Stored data

# # # #

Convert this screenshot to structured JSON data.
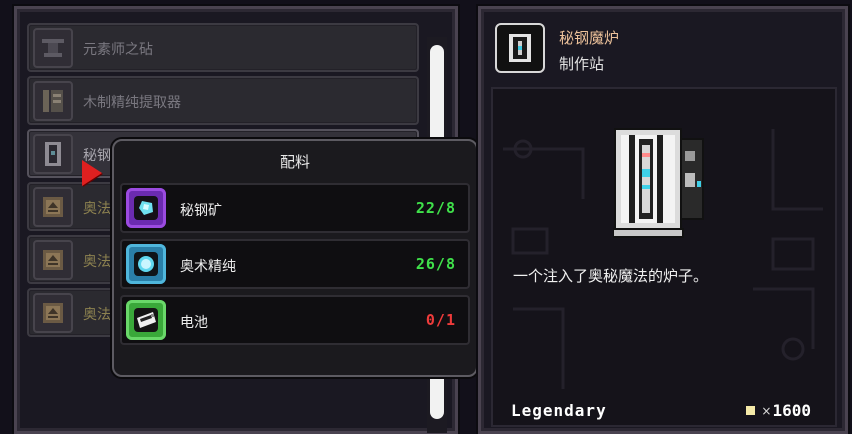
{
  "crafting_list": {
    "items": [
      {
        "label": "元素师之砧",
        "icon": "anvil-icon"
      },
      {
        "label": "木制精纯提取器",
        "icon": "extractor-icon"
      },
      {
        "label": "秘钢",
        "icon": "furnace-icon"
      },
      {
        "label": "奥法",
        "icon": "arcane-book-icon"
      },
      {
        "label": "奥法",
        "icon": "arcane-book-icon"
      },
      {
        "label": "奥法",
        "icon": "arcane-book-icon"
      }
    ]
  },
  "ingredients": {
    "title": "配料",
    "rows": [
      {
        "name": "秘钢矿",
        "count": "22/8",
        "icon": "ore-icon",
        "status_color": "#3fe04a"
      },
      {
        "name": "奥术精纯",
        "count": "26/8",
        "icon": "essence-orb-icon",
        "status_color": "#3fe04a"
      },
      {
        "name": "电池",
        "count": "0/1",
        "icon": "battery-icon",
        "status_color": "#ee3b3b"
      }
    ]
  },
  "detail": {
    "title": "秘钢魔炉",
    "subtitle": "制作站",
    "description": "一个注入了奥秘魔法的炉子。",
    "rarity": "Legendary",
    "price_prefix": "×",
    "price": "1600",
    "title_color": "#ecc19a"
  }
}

# # # #

▶ _Task goal_
Repeat the data exactly in full, omitting its pictures.

▶ _Response for this exercise_
Convert this screenshot to structured JSON data.
{
  "crafting_list": {
    "items": [
      {
        "label": "元素师之砧",
        "icon": "anvil-icon"
      },
      {
        "label": "木制精纯提取器",
        "icon": "extractor-icon"
      },
      {
        "label": "秘钢",
        "icon": "furnace-icon"
      },
      {
        "label": "奥法",
        "icon": "arcane-book-icon"
      },
      {
        "label": "奥法",
        "icon": "arcane-book-icon"
      },
      {
        "label": "奥法",
        "icon": "arcane-book-icon"
      }
    ]
  },
  "ingredients": {
    "title": "配料",
    "rows": [
      {
        "name": "秘钢矿",
        "count": "22/8",
        "icon": "ore-icon",
        "status_color": "#3fe04a"
      },
      {
        "name": "奥术精纯",
        "count": "26/8",
        "icon": "essence-orb-icon",
        "status_color": "#3fe04a"
      },
      {
        "name": "电池",
        "count": "0/1",
        "icon": "battery-icon",
        "status_color": "#ee3b3b"
      }
    ]
  },
  "detail": {
    "title": "秘钢魔炉",
    "subtitle": "制作站",
    "description": "一个注入了奥秘魔法的炉子。",
    "rarity": "Legendary",
    "price_prefix": "×",
    "price": "1600",
    "title_color": "#ecc19a"
  }
}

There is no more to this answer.